◆ EXERCISE BRIEF ◆
Write out every line of the material exactly as it appears.
>> start DATA ENTRIES
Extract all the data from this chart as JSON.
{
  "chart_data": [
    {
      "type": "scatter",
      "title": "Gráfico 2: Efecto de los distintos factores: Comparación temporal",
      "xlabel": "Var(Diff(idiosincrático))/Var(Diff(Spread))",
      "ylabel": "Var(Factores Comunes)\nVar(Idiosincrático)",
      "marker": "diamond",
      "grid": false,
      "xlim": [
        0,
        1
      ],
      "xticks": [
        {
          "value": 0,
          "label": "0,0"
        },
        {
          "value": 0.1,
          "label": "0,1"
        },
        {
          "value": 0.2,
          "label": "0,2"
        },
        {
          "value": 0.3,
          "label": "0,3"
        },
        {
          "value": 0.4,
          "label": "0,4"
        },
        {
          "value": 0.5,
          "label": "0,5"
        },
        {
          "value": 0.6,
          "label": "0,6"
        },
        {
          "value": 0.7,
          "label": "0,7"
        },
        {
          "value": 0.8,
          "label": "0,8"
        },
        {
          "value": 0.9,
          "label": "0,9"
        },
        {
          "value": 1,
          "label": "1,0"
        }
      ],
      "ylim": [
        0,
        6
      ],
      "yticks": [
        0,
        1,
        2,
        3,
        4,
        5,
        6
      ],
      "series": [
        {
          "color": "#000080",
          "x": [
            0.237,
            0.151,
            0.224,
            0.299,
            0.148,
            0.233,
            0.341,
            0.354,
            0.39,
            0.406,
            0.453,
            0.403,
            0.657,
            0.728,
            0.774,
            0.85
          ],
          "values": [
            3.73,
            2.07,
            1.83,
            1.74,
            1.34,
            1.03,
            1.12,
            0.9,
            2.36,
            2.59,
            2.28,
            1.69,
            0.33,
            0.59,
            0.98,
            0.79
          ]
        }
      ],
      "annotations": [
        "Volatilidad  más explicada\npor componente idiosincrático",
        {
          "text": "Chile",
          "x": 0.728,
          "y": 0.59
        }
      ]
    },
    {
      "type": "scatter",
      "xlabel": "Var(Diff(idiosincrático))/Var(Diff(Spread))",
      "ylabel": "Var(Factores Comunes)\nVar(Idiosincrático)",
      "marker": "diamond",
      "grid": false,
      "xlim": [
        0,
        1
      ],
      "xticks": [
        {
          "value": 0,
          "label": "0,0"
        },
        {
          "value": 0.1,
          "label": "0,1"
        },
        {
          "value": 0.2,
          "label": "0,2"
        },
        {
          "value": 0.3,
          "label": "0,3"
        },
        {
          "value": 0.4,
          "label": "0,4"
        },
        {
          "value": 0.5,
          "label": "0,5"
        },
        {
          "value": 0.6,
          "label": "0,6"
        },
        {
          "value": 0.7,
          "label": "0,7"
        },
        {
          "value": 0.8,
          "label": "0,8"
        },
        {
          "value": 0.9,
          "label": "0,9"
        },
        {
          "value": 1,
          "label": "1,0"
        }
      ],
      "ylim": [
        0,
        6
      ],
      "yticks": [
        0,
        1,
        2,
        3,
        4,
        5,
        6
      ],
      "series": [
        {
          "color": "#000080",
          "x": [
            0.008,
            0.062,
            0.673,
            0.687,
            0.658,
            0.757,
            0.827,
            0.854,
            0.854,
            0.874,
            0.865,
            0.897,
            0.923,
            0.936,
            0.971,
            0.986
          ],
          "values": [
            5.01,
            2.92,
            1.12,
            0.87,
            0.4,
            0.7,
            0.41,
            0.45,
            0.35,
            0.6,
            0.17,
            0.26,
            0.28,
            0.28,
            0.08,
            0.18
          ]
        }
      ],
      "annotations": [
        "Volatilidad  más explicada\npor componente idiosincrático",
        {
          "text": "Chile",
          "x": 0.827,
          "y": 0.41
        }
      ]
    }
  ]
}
>> end DATA ENTRIES
◆ EXPECTED OUTPUT ◆
Extract all the data from this chart as JSON.
{
  "chart_data": [
    {
      "type": "scatter",
      "title": "Gráfico 2: Efecto de los distintos factores: Comparación temporal",
      "xlabel": "Var(Diff(idiosincrático))/Var(Diff(Spread))",
      "ylabel": "Var(Factores Comunes)\nVar(Idiosincrático)",
      "marker": "diamond",
      "grid": false,
      "xlim": [
        0,
        1
      ],
      "xticks": [
        {
          "value": 0,
          "label": "0,0"
        },
        {
          "value": 0.1,
          "label": "0,1"
        },
        {
          "value": 0.2,
          "label": "0,2"
        },
        {
          "value": 0.3,
          "label": "0,3"
        },
        {
          "value": 0.4,
          "label": "0,4"
        },
        {
          "value": 0.5,
          "label": "0,5"
        },
        {
          "value": 0.6,
          "label": "0,6"
        },
        {
          "value": 0.7,
          "label": "0,7"
        },
        {
          "value": 0.8,
          "label": "0,8"
        },
        {
          "value": 0.9,
          "label": "0,9"
        },
        {
          "value": 1,
          "label": "1,0"
        }
      ],
      "ylim": [
        0,
        6
      ],
      "yticks": [
        0,
        1,
        2,
        3,
        4,
        5,
        6
      ],
      "series": [
        {
          "color": "#000080",
          "x": [
            0.237,
            0.151,
            0.224,
            0.299,
            0.148,
            0.233,
            0.341,
            0.354,
            0.39,
            0.406,
            0.453,
            0.403,
            0.657,
            0.728,
            0.774,
            0.85
          ],
          "values": [
            3.73,
            2.07,
            1.83,
            1.74,
            1.34,
            1.03,
            1.12,
            0.9,
            2.36,
            2.59,
            2.28,
            1.69,
            0.33,
            0.59,
            0.98,
            0.79
          ]
        }
      ],
      "annotations": [
        "Volatilidad  más explicada\npor componente idiosincrático",
        {
          "text": "Chile",
          "x": 0.728,
          "y": 0.59
        }
      ]
    },
    {
      "type": "scatter",
      "xlabel": "Var(Diff(idiosincrático))/Var(Diff(Spread))",
      "ylabel": "Var(Factores Comunes)\nVar(Idiosincrático)",
      "marker": "diamond",
      "grid": false,
      "xlim": [
        0,
        1
      ],
      "xticks": [
        {
          "value": 0,
          "label": "0,0"
        },
        {
          "value": 0.1,
          "label": "0,1"
        },
        {
          "value": 0.2,
          "label": "0,2"
        },
        {
          "value": 0.3,
          "label": "0,3"
        },
        {
          "value": 0.4,
          "label": "0,4"
        },
        {
          "value": 0.5,
          "label": "0,5"
        },
        {
          "value": 0.6,
          "label": "0,6"
        },
        {
          "value": 0.7,
          "label": "0,7"
        },
        {
          "value": 0.8,
          "label": "0,8"
        },
        {
          "value": 0.9,
          "label": "0,9"
        },
        {
          "value": 1,
          "label": "1,0"
        }
      ],
      "ylim": [
        0,
        6
      ],
      "yticks": [
        0,
        1,
        2,
        3,
        4,
        5,
        6
      ],
      "series": [
        {
          "color": "#000080",
          "x": [
            0.008,
            0.062,
            0.673,
            0.687,
            0.658,
            0.757,
            0.827,
            0.854,
            0.854,
            0.874,
            0.865,
            0.897,
            0.923,
            0.936,
            0.971,
            0.986
          ],
          "values": [
            5.01,
            2.92,
            1.12,
            0.87,
            0.4,
            0.7,
            0.41,
            0.45,
            0.35,
            0.6,
            0.17,
            0.26,
            0.28,
            0.28,
            0.08,
            0.18
          ]
        }
      ],
      "annotations": [
        "Volatilidad  más explicada\npor componente idiosincrático",
        {
          "text": "Chile",
          "x": 0.827,
          "y": 0.41
        }
      ]
    }
  ]
}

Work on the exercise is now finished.